Problem description — Repeat what the lines below say, word for word, and skip every image.

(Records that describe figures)
========================================================================

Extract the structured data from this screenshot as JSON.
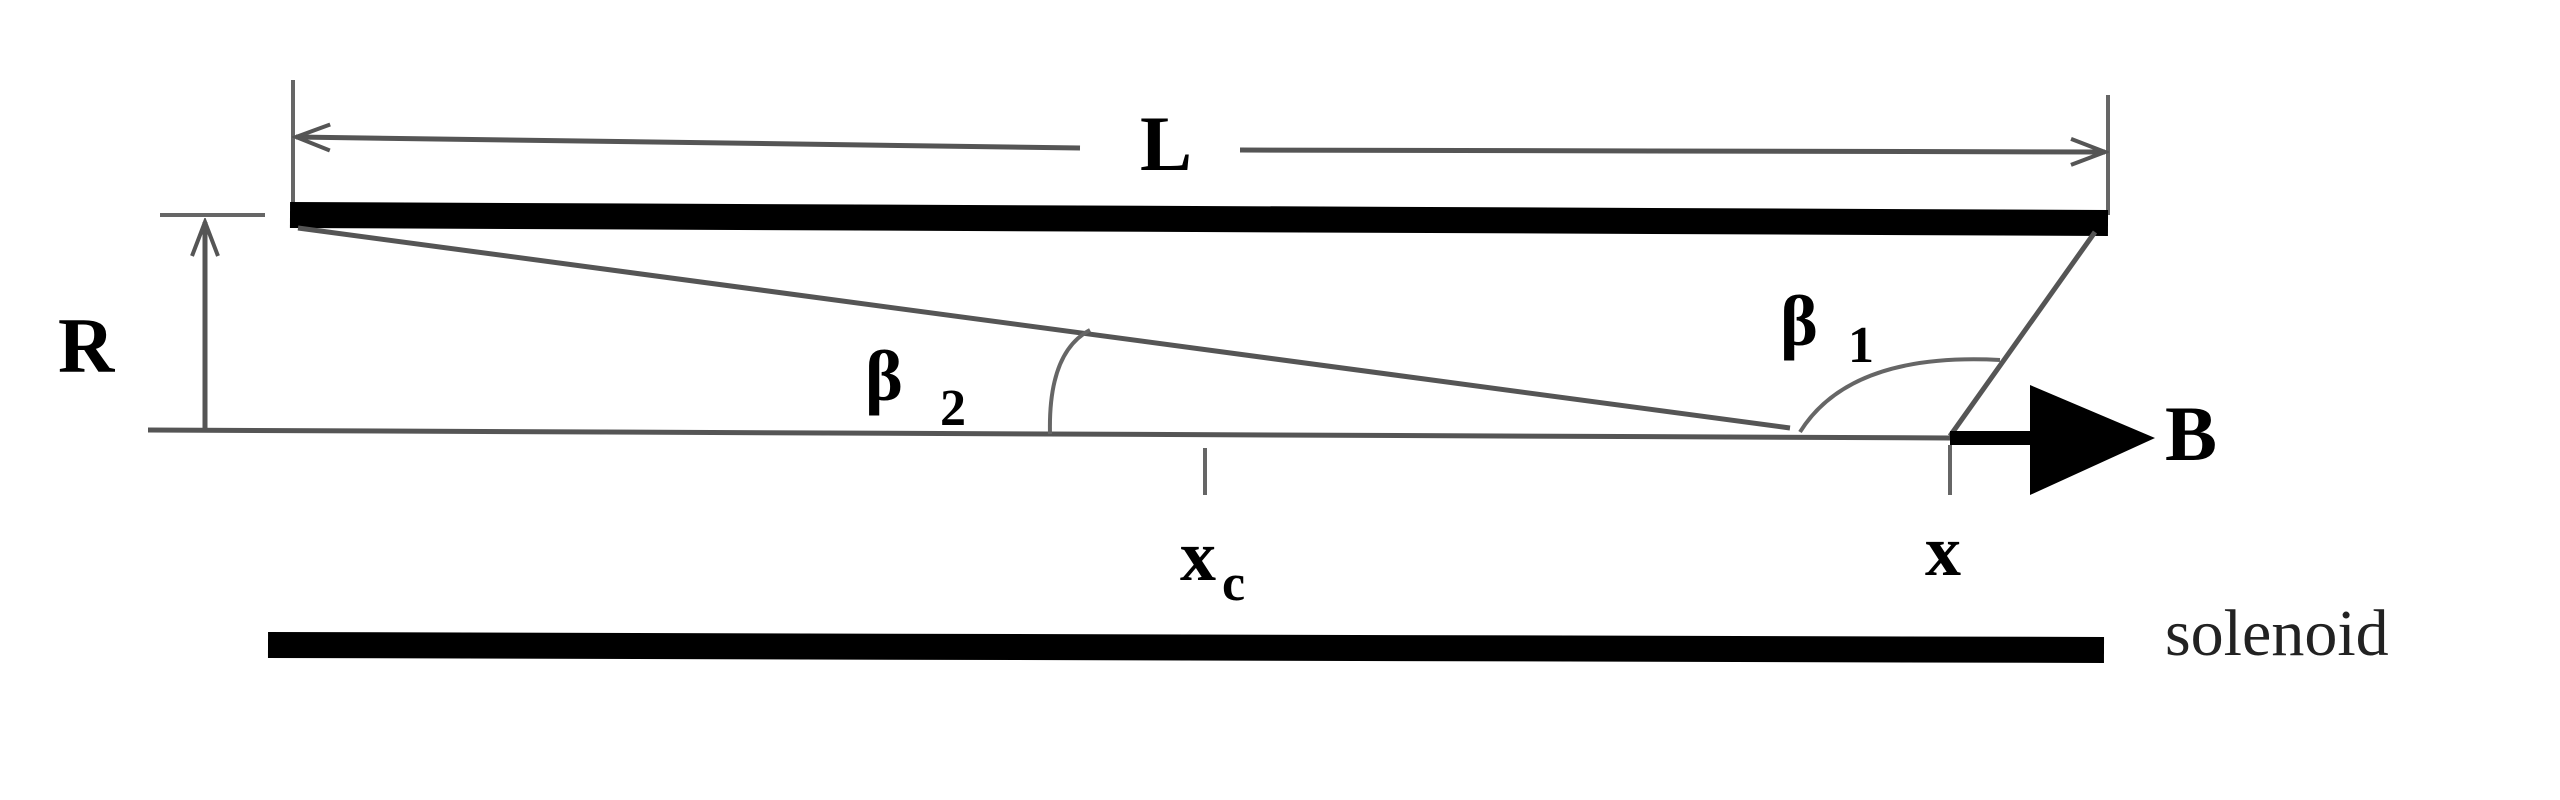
{
  "labels": {
    "length": "L",
    "radius": "R",
    "beta2": "β",
    "beta2_sub": "2",
    "beta1": "β",
    "beta1_sub": "1",
    "field": "B",
    "center": "x",
    "center_sub": "c",
    "point": "x",
    "solenoid": "solenoid"
  }
}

========================================================================

Answer to the task —
Extract the structured data from this screenshot as JSON.
{
  "labels": {
    "length": "L",
    "radius": "R",
    "beta2": "β",
    "beta2_sub": "2",
    "beta1": "β",
    "beta1_sub": "1",
    "field": "B",
    "center": "x",
    "center_sub": "c",
    "point": "x",
    "solenoid": "solenoid"
  }
}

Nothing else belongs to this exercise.